#### [EXERCISE GOAL]
Below is a listing; write it out exactly and drop any images from it.

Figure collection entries

######

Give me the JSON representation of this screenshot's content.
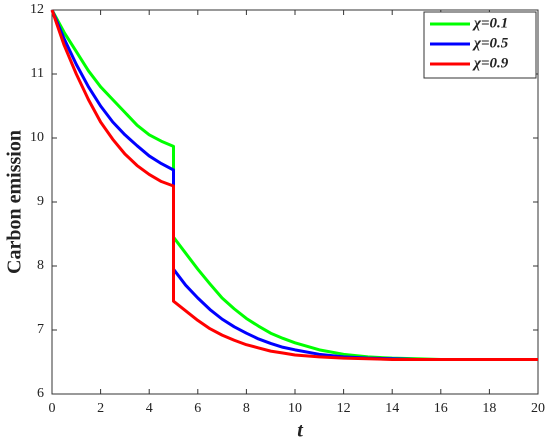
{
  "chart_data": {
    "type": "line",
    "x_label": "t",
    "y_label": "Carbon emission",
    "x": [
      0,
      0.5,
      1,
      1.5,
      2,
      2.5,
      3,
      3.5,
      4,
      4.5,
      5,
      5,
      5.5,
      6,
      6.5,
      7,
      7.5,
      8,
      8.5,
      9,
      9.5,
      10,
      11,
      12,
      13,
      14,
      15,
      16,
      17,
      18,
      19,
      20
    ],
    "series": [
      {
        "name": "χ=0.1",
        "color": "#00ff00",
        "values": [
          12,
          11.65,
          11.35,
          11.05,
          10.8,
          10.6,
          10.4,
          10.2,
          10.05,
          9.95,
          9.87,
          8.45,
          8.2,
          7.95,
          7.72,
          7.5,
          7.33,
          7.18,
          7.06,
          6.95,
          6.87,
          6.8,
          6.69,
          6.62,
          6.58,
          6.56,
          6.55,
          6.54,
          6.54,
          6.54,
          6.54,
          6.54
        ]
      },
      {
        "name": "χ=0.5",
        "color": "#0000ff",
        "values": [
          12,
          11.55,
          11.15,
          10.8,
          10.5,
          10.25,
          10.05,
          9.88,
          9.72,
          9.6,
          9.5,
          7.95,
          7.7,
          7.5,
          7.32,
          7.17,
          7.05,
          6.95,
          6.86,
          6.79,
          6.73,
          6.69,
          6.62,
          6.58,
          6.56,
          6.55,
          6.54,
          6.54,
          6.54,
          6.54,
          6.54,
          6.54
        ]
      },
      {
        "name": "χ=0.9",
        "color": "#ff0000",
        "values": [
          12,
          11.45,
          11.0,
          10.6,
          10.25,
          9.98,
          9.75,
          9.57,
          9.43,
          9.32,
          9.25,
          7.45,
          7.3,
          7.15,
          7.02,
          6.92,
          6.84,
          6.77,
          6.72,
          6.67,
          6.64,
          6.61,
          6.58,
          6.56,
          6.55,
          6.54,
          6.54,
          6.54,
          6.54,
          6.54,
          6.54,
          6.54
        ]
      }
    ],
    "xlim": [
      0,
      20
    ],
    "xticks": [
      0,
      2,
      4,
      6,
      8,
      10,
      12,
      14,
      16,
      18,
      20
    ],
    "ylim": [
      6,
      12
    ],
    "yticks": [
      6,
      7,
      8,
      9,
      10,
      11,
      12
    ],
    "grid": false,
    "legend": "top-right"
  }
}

######

#### [WRITTEN REPLY]
Give me the JSON representation of this screenshot's content.
{
  "chart_data": {
    "type": "line",
    "x_label": "t",
    "y_label": "Carbon emission",
    "x": [
      0,
      0.5,
      1,
      1.5,
      2,
      2.5,
      3,
      3.5,
      4,
      4.5,
      5,
      5,
      5.5,
      6,
      6.5,
      7,
      7.5,
      8,
      8.5,
      9,
      9.5,
      10,
      11,
      12,
      13,
      14,
      15,
      16,
      17,
      18,
      19,
      20
    ],
    "series": [
      {
        "name": "χ=0.1",
        "color": "#00ff00",
        "values": [
          12,
          11.65,
          11.35,
          11.05,
          10.8,
          10.6,
          10.4,
          10.2,
          10.05,
          9.95,
          9.87,
          8.45,
          8.2,
          7.95,
          7.72,
          7.5,
          7.33,
          7.18,
          7.06,
          6.95,
          6.87,
          6.8,
          6.69,
          6.62,
          6.58,
          6.56,
          6.55,
          6.54,
          6.54,
          6.54,
          6.54,
          6.54
        ]
      },
      {
        "name": "χ=0.5",
        "color": "#0000ff",
        "values": [
          12,
          11.55,
          11.15,
          10.8,
          10.5,
          10.25,
          10.05,
          9.88,
          9.72,
          9.6,
          9.5,
          7.95,
          7.7,
          7.5,
          7.32,
          7.17,
          7.05,
          6.95,
          6.86,
          6.79,
          6.73,
          6.69,
          6.62,
          6.58,
          6.56,
          6.55,
          6.54,
          6.54,
          6.54,
          6.54,
          6.54,
          6.54
        ]
      },
      {
        "name": "χ=0.9",
        "color": "#ff0000",
        "values": [
          12,
          11.45,
          11.0,
          10.6,
          10.25,
          9.98,
          9.75,
          9.57,
          9.43,
          9.32,
          9.25,
          7.45,
          7.3,
          7.15,
          7.02,
          6.92,
          6.84,
          6.77,
          6.72,
          6.67,
          6.64,
          6.61,
          6.58,
          6.56,
          6.55,
          6.54,
          6.54,
          6.54,
          6.54,
          6.54,
          6.54,
          6.54
        ]
      }
    ],
    "xlim": [
      0,
      20
    ],
    "xticks": [
      0,
      2,
      4,
      6,
      8,
      10,
      12,
      14,
      16,
      18,
      20
    ],
    "ylim": [
      6,
      12
    ],
    "yticks": [
      6,
      7,
      8,
      9,
      10,
      11,
      12
    ],
    "grid": false,
    "legend": "top-right"
  }
}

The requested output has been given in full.